Work to complete>
Copy every one of the rows below character for character.

Element box annotations
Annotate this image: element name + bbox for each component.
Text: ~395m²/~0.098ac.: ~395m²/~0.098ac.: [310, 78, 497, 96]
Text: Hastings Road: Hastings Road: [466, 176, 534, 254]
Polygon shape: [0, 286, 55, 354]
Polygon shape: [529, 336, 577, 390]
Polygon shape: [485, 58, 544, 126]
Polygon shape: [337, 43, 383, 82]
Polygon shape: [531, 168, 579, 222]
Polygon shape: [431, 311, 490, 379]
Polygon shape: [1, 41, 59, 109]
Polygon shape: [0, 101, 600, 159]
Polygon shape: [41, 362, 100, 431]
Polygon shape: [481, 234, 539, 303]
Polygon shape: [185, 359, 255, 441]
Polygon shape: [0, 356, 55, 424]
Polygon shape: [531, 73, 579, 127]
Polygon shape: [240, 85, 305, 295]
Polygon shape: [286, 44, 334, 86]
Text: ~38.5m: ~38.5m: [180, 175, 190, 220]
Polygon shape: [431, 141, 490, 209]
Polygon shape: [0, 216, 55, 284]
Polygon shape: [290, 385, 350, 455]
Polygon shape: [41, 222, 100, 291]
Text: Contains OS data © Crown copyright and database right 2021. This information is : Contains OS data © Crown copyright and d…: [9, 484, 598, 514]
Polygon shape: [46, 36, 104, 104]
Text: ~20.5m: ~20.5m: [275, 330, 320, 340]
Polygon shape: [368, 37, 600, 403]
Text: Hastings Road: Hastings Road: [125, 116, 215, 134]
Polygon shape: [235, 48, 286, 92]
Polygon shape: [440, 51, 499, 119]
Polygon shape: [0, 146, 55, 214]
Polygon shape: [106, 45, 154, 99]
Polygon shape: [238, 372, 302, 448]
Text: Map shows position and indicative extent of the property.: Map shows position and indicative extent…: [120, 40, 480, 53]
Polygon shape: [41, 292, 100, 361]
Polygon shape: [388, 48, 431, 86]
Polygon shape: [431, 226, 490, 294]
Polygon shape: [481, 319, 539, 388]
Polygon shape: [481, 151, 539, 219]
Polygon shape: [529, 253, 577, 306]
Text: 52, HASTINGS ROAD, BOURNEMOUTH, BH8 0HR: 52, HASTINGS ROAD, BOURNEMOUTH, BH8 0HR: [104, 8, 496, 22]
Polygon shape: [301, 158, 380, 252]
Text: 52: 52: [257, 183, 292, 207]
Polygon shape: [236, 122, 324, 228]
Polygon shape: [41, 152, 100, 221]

Result of this exercise>
Annotate this image: element name + bbox for each component.
Text: ~395m²/~0.098ac.: ~395m²/~0.098ac.: [310, 78, 497, 96]
Text: Hastings Road: Hastings Road: [466, 176, 534, 254]
Polygon shape: [0, 286, 55, 354]
Polygon shape: [529, 336, 577, 390]
Polygon shape: [485, 58, 544, 126]
Polygon shape: [337, 43, 383, 82]
Polygon shape: [531, 168, 579, 222]
Polygon shape: [431, 311, 490, 379]
Polygon shape: [1, 41, 59, 109]
Polygon shape: [0, 101, 600, 159]
Polygon shape: [41, 362, 100, 431]
Polygon shape: [481, 234, 539, 303]
Polygon shape: [185, 359, 255, 441]
Polygon shape: [0, 356, 55, 424]
Polygon shape: [531, 73, 579, 127]
Polygon shape: [240, 85, 305, 295]
Polygon shape: [286, 44, 334, 86]
Text: ~38.5m: ~38.5m: [180, 175, 190, 220]
Polygon shape: [431, 141, 490, 209]
Polygon shape: [0, 216, 55, 284]
Polygon shape: [290, 385, 350, 455]
Polygon shape: [41, 222, 100, 291]
Text: Contains OS data © Crown copyright and database right 2021. This information is : Contains OS data © Crown copyright and d…: [9, 484, 598, 514]
Polygon shape: [46, 36, 104, 104]
Text: ~20.5m: ~20.5m: [275, 330, 320, 340]
Polygon shape: [368, 37, 600, 403]
Text: Hastings Road: Hastings Road: [125, 116, 215, 134]
Polygon shape: [235, 48, 286, 92]
Polygon shape: [440, 51, 499, 119]
Polygon shape: [0, 146, 55, 214]
Polygon shape: [106, 45, 154, 99]
Polygon shape: [238, 372, 302, 448]
Text: Map shows position and indicative extent of the property.: Map shows position and indicative extent…: [120, 40, 480, 53]
Polygon shape: [41, 292, 100, 361]
Polygon shape: [388, 48, 431, 86]
Polygon shape: [431, 226, 490, 294]
Polygon shape: [481, 319, 539, 388]
Polygon shape: [481, 151, 539, 219]
Polygon shape: [529, 253, 577, 306]
Text: 52, HASTINGS ROAD, BOURNEMOUTH, BH8 0HR: 52, HASTINGS ROAD, BOURNEMOUTH, BH8 0HR: [104, 8, 496, 22]
Polygon shape: [301, 158, 380, 252]
Text: 52: 52: [257, 183, 292, 207]
Polygon shape: [236, 122, 324, 228]
Polygon shape: [41, 152, 100, 221]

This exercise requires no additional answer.